■ **EXERCISE PROMPT**:
List, from the lines below, each one with "программного" in it.

________________________

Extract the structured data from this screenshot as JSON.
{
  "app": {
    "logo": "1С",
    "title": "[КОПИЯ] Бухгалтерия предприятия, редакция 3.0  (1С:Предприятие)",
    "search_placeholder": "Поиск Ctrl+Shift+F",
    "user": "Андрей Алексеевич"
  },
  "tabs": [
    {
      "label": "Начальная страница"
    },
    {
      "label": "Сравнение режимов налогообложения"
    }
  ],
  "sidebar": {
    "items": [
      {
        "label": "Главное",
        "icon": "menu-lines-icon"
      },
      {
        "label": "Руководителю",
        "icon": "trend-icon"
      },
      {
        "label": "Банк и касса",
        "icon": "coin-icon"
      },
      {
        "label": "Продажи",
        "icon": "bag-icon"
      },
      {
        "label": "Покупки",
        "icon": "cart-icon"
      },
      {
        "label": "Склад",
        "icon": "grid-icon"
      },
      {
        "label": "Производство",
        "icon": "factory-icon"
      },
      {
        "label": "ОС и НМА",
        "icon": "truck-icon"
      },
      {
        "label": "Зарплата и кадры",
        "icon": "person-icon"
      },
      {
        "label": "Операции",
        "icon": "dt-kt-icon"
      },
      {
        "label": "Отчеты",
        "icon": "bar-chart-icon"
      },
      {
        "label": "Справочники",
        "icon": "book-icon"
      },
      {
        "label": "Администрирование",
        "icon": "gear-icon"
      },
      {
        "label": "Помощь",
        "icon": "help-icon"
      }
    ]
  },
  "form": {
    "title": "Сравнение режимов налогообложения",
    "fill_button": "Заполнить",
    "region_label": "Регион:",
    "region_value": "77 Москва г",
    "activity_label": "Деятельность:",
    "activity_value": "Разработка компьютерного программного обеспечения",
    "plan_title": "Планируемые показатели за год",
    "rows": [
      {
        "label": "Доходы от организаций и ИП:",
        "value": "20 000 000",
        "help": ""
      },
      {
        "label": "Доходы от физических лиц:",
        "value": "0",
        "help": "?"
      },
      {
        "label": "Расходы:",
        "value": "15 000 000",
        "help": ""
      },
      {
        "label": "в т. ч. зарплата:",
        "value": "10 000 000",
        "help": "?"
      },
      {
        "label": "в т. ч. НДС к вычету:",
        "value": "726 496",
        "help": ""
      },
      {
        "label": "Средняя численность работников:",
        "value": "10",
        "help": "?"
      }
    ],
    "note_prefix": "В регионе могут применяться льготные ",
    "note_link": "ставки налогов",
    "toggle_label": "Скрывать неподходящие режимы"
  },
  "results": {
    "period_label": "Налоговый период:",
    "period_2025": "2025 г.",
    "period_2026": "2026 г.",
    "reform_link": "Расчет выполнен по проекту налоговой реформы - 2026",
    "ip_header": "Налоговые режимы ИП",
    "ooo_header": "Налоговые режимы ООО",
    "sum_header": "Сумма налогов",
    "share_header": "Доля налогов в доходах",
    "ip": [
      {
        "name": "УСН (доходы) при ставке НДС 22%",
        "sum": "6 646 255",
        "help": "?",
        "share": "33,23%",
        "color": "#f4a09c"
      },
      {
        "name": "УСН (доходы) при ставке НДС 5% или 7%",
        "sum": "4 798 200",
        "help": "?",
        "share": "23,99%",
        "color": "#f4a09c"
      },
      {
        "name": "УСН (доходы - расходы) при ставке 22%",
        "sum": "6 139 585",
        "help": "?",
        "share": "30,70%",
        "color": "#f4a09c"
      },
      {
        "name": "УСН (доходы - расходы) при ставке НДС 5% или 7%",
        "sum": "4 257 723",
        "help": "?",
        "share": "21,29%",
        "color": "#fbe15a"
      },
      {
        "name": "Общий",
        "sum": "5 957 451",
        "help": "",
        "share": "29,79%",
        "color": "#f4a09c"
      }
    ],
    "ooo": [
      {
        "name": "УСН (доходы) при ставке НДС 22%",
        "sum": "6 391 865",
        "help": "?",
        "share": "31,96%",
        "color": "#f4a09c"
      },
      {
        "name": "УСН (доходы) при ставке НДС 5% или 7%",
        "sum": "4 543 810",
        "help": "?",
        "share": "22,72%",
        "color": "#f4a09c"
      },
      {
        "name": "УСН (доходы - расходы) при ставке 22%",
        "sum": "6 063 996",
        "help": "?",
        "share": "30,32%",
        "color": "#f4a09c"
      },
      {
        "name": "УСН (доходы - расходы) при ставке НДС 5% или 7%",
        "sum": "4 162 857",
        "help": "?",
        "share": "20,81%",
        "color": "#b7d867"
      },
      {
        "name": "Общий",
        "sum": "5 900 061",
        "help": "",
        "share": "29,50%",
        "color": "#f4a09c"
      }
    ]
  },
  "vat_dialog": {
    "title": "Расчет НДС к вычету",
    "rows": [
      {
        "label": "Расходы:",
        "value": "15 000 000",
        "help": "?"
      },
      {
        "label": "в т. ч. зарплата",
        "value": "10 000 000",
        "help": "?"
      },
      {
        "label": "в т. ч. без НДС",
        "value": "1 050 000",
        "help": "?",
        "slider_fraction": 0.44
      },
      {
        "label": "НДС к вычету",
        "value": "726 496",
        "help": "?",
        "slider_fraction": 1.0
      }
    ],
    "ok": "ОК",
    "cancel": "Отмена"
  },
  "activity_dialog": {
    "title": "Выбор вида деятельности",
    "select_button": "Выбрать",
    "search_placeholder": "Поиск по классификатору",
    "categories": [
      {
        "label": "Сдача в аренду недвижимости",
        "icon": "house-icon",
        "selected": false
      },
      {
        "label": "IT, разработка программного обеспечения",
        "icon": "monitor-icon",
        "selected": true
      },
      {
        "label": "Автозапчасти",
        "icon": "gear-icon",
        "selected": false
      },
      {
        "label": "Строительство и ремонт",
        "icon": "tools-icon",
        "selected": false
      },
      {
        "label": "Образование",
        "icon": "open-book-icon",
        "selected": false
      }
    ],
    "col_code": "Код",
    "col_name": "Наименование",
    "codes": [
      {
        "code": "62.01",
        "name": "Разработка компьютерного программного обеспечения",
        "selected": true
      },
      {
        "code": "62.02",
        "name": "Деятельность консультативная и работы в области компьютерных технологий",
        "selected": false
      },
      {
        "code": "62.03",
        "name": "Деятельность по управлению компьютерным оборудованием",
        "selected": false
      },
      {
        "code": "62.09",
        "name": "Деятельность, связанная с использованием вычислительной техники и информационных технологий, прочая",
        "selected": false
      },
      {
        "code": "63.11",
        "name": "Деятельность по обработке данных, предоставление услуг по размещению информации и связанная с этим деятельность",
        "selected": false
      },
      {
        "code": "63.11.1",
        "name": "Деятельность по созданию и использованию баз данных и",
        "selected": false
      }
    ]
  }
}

________________________

■ **CORRECT OUTPUT**:
    "activity_value": "Разработка компьютерного программного обеспечения",
        "label": "IT, разработка программного обеспечения",
        "name": "Разработка компьютерного программного обеспечения",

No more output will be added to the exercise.